↓↓↓
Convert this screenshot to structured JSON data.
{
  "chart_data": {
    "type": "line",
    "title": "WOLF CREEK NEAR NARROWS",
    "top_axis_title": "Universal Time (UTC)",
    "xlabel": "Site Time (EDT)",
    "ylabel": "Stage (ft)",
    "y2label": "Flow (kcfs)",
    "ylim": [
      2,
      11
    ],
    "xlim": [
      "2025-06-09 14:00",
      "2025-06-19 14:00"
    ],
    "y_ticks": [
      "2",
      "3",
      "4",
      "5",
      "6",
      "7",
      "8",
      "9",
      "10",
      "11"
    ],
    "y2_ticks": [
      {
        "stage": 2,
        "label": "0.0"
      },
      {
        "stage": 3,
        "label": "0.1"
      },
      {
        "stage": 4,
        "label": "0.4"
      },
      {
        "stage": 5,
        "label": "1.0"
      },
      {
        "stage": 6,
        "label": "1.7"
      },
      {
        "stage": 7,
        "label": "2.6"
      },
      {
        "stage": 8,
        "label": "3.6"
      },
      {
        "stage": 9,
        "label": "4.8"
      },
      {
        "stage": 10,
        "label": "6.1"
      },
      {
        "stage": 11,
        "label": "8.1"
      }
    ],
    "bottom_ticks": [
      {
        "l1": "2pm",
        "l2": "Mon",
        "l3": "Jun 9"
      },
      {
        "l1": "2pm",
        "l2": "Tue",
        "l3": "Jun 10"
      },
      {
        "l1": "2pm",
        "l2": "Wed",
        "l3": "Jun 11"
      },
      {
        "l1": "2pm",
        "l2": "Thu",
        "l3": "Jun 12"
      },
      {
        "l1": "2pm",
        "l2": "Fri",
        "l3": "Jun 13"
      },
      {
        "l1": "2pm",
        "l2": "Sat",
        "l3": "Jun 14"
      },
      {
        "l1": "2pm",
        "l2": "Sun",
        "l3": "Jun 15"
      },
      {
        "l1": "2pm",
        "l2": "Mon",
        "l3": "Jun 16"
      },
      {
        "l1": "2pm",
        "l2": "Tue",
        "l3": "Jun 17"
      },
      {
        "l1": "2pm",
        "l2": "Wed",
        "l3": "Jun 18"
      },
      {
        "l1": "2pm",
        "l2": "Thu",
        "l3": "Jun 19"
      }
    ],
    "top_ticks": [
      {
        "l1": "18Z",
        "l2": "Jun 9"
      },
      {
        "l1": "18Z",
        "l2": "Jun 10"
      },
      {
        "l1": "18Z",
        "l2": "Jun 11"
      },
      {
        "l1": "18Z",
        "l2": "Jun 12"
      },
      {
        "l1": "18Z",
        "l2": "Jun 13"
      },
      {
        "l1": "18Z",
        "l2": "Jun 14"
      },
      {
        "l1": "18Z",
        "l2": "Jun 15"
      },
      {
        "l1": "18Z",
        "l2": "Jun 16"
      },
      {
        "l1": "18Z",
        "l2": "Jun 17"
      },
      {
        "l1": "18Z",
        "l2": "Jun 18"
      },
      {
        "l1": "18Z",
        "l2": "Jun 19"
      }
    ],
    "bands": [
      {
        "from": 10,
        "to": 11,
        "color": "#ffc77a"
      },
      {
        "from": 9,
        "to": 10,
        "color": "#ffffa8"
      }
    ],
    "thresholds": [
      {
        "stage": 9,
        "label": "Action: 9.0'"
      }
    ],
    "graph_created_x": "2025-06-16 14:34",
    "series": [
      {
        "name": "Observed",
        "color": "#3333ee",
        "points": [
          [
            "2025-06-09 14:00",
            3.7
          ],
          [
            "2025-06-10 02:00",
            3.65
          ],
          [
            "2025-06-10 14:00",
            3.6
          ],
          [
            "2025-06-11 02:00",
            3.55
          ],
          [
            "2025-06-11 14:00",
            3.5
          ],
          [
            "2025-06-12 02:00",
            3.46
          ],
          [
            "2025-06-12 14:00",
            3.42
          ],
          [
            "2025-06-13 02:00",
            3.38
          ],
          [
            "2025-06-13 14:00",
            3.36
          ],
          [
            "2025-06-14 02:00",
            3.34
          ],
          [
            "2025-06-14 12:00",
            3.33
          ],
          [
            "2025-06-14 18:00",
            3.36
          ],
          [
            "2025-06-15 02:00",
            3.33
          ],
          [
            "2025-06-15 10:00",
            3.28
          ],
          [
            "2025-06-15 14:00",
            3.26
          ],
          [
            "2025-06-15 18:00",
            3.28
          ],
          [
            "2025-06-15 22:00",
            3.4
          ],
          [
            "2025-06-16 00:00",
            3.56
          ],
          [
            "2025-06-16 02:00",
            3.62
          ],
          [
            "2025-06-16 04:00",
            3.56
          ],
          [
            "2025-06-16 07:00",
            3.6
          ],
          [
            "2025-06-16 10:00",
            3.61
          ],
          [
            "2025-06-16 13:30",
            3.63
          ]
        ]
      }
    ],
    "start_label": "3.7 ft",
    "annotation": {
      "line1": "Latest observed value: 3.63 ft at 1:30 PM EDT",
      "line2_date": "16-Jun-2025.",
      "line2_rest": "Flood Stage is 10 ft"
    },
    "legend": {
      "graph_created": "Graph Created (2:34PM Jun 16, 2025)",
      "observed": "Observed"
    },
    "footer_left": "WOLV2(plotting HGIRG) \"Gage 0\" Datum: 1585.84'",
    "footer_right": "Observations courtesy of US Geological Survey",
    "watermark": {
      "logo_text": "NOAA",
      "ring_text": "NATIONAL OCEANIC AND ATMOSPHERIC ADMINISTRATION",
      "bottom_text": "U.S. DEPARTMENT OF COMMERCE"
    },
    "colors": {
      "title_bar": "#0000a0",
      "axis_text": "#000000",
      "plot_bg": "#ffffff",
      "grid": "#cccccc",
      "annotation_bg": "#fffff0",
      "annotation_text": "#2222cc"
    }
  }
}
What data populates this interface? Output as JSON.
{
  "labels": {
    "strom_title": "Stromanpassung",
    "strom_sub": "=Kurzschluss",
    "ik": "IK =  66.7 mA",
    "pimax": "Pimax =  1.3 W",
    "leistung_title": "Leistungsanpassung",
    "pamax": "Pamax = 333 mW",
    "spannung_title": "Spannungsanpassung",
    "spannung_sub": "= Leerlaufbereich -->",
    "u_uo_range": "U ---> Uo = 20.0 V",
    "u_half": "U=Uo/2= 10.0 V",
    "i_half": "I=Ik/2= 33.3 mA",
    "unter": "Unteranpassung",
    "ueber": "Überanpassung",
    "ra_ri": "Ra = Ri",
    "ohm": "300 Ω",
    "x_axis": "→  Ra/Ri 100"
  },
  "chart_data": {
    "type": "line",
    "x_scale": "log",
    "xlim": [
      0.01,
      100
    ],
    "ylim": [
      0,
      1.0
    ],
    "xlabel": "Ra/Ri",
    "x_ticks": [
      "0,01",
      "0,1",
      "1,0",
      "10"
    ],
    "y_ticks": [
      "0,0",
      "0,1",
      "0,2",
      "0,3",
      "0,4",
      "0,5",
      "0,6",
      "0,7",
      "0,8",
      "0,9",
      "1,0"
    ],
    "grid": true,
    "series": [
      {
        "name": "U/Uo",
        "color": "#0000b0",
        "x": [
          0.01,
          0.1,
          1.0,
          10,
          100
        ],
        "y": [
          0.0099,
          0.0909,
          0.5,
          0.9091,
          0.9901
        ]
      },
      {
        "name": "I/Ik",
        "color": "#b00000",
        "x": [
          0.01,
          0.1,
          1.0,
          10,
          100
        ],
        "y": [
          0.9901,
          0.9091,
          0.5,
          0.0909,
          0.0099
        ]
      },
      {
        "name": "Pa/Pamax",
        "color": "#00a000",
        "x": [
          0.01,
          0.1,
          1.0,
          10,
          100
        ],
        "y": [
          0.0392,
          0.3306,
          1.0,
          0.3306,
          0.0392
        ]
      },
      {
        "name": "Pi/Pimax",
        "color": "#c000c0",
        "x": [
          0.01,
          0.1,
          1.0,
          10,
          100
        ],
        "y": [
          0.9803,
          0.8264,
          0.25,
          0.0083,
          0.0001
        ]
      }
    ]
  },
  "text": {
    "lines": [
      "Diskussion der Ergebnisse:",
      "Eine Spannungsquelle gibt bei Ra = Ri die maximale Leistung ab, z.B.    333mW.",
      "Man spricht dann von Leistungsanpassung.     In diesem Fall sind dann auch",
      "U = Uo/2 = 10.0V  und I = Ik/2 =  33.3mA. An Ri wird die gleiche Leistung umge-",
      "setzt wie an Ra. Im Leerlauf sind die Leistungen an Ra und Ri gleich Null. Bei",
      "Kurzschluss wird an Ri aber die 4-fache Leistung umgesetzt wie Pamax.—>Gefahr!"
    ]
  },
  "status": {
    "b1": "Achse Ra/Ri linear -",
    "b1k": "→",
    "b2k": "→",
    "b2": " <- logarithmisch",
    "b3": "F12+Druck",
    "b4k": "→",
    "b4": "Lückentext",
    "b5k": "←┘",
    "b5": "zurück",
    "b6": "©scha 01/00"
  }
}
↑↑↑
↓↓↓
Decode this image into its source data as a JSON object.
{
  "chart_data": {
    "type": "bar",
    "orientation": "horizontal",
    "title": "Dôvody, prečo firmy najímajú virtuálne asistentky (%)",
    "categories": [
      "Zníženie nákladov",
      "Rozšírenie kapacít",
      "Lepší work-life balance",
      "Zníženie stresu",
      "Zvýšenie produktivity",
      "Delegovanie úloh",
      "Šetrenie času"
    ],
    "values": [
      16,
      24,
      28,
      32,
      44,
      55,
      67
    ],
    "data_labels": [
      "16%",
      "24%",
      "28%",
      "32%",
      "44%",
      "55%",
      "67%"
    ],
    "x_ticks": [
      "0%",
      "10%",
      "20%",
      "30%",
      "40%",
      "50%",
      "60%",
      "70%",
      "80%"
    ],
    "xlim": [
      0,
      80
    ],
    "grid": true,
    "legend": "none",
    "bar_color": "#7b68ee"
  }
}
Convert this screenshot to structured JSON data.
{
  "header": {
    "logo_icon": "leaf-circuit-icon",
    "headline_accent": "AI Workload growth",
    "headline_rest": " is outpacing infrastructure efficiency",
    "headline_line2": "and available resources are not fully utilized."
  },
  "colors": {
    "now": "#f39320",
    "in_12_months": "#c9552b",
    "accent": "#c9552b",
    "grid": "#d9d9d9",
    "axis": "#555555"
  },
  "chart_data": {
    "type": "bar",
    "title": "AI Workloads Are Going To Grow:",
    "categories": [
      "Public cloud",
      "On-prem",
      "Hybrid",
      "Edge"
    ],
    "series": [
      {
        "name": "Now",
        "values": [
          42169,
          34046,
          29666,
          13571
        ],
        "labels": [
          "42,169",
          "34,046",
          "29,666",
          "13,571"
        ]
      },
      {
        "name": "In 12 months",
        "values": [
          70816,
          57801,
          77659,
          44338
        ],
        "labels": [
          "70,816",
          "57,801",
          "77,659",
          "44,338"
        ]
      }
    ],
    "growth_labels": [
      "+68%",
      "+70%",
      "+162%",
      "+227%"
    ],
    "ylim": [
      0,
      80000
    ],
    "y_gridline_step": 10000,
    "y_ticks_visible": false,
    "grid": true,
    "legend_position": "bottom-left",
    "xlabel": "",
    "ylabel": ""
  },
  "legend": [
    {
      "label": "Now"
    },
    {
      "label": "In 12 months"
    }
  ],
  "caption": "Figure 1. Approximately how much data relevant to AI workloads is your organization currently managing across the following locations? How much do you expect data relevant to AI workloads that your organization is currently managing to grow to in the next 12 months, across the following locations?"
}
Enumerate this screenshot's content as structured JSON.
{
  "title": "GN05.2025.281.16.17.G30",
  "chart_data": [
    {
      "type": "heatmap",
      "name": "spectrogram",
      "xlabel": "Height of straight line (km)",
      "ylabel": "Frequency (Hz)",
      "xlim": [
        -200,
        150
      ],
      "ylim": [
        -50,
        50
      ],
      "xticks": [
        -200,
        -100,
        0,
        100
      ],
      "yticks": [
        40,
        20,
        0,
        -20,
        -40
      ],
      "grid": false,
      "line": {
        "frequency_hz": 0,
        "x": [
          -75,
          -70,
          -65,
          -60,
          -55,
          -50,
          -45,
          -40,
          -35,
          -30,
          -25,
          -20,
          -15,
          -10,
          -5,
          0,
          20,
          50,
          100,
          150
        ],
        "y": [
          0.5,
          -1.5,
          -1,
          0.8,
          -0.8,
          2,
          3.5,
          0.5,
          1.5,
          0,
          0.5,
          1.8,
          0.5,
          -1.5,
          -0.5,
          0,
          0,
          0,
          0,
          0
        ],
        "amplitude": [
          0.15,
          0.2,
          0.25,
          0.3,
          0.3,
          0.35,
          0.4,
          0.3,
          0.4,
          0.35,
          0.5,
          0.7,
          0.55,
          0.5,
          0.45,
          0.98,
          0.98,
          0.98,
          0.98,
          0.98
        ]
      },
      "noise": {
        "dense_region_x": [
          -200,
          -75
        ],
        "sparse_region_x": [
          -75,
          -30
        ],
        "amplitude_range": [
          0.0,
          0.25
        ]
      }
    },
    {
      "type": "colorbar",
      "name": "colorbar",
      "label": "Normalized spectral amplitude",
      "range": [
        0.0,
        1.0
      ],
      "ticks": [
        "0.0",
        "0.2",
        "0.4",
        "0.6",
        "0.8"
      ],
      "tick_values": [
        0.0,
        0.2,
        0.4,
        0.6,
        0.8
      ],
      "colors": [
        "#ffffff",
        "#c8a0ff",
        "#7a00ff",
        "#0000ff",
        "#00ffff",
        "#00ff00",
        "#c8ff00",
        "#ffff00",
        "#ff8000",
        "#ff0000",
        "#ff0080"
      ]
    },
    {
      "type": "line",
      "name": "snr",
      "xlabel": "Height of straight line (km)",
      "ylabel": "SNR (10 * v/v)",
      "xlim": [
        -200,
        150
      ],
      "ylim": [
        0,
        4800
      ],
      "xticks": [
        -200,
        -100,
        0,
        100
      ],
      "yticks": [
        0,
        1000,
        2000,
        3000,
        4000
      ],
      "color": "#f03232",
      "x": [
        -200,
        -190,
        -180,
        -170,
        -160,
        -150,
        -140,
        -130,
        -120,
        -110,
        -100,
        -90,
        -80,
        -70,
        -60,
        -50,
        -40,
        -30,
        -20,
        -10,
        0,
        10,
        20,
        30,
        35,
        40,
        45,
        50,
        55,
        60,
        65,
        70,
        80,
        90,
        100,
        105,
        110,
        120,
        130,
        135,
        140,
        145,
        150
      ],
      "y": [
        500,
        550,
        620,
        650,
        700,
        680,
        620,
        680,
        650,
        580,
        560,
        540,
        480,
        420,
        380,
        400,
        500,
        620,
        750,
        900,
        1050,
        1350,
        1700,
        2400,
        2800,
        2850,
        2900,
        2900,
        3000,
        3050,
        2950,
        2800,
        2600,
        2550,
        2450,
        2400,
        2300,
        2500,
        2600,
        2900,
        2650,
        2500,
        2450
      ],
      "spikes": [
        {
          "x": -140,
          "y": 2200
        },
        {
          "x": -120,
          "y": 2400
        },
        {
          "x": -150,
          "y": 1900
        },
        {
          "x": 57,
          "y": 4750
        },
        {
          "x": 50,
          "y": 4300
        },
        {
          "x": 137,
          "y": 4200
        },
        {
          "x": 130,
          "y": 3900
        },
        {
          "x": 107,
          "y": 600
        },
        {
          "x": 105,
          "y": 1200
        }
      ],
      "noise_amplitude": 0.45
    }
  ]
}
↑↑↑
↓↓↓
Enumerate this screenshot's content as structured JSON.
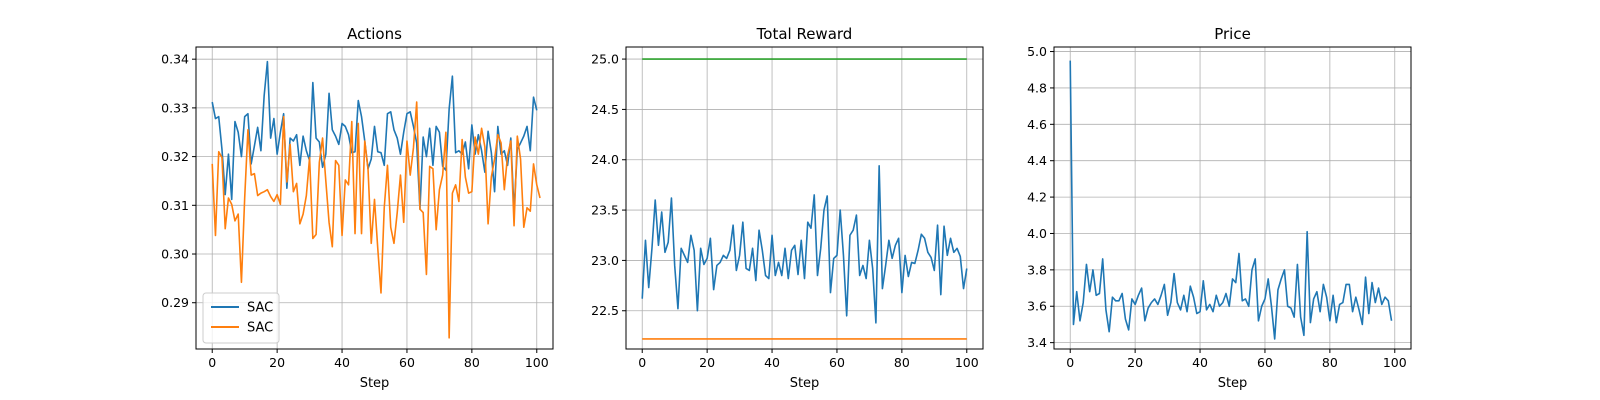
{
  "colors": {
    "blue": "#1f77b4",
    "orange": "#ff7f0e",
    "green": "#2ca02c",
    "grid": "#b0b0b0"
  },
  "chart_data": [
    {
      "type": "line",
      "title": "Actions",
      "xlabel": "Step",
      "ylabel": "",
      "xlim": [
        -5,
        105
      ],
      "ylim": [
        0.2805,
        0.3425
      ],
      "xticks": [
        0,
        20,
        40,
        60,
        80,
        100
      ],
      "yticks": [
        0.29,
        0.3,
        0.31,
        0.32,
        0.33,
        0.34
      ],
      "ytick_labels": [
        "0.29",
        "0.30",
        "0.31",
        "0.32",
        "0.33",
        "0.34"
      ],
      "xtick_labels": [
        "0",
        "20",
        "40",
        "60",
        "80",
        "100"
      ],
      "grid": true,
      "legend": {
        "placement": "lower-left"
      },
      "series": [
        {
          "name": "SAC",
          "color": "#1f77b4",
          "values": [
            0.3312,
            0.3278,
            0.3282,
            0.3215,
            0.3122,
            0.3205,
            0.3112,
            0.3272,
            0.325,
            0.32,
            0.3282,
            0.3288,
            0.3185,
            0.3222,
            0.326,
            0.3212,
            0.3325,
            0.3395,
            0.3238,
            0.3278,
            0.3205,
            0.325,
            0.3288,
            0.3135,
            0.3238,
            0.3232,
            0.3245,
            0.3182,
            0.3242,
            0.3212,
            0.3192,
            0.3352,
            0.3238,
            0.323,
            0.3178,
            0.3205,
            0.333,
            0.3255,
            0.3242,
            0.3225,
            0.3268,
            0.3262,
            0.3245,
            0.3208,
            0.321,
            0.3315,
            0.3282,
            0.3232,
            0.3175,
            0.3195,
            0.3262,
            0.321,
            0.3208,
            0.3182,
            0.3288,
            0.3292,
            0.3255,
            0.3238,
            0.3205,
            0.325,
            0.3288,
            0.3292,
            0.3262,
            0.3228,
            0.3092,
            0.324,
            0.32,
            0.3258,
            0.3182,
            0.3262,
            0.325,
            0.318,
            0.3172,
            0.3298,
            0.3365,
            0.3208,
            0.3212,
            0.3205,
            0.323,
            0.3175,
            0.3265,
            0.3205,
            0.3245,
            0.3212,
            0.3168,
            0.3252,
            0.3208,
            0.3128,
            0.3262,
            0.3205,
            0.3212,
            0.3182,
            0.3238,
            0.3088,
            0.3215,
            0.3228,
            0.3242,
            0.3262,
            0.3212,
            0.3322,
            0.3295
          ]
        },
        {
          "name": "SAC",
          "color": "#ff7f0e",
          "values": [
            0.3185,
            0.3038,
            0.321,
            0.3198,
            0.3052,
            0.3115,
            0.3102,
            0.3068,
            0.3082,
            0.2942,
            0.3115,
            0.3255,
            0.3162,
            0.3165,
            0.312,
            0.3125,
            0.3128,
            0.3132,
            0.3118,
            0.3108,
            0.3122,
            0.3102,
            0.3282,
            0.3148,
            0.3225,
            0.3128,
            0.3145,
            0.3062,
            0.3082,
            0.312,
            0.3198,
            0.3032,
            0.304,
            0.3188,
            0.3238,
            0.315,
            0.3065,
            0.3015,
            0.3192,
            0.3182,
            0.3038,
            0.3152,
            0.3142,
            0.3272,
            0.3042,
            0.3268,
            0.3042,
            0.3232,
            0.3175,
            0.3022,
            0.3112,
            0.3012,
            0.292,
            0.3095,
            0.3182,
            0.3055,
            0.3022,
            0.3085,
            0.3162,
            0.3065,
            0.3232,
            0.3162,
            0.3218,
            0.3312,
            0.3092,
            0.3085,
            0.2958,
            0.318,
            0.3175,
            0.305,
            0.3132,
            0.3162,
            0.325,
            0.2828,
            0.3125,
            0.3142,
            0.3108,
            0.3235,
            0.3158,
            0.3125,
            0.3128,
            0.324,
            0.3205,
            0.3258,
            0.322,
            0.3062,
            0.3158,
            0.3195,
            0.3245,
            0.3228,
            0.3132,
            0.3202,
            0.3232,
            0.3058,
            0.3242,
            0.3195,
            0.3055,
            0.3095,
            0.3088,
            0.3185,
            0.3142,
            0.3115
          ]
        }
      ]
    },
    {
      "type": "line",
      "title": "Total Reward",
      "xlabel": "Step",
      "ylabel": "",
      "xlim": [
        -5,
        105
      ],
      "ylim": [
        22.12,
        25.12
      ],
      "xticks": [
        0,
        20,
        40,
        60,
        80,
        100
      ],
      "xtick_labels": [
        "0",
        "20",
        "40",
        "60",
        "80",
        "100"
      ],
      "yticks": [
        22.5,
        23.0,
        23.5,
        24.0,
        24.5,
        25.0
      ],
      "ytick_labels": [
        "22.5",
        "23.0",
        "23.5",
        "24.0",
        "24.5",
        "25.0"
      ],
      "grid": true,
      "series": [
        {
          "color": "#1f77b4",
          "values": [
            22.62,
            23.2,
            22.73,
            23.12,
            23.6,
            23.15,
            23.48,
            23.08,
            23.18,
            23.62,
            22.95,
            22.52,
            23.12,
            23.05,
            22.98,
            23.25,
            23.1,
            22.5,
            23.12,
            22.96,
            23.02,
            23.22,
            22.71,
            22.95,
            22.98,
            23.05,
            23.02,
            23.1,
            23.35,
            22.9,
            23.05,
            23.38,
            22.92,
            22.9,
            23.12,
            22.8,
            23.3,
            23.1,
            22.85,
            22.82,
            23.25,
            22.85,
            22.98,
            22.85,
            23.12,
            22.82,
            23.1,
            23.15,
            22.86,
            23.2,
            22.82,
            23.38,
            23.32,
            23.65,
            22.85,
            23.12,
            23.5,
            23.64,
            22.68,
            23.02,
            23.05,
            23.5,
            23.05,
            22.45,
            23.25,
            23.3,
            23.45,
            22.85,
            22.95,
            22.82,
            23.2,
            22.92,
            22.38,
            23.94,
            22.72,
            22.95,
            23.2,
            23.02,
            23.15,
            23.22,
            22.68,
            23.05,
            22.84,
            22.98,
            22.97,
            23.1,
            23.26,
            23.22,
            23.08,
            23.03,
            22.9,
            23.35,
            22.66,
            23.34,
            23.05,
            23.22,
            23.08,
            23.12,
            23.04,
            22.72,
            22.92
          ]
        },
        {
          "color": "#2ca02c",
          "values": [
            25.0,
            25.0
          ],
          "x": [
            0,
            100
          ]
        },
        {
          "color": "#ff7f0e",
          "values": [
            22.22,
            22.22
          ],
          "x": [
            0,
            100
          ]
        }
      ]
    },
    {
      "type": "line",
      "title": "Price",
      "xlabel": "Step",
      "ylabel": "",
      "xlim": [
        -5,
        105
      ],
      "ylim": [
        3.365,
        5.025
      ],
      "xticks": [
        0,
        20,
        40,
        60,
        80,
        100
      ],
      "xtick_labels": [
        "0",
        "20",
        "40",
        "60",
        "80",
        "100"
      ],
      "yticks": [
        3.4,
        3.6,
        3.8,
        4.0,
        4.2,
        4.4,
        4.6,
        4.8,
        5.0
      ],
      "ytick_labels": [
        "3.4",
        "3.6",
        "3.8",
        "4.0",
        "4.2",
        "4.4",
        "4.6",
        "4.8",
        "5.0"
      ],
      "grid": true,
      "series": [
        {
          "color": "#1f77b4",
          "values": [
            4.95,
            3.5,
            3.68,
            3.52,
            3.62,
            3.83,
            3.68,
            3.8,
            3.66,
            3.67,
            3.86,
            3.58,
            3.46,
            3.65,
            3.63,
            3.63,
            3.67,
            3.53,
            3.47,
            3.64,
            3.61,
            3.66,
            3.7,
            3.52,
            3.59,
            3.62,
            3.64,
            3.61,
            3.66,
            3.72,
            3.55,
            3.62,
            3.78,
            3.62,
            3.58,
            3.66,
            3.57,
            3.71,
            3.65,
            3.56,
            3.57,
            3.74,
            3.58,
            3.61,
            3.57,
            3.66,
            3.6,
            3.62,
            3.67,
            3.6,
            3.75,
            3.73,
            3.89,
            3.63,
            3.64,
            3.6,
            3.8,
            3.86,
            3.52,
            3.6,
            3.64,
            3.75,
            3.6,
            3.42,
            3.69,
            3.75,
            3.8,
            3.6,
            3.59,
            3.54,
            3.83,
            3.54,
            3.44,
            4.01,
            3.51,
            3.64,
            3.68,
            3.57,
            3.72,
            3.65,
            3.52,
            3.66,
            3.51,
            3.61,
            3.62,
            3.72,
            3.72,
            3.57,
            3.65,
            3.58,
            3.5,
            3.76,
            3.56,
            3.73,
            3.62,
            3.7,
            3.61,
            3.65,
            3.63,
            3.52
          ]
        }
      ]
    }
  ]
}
↑↑↑
TASK DESCRIPTION: Using the listing above, show every line that includes the string "Kurzschluss".

THE COMPLETED TASK:
    "strom_sub": "=Kurzschluss",
      "Kurzschluss wird an Ri aber die 4-fache Leistung umgesetzt wie Pamax.—>Gefahr!"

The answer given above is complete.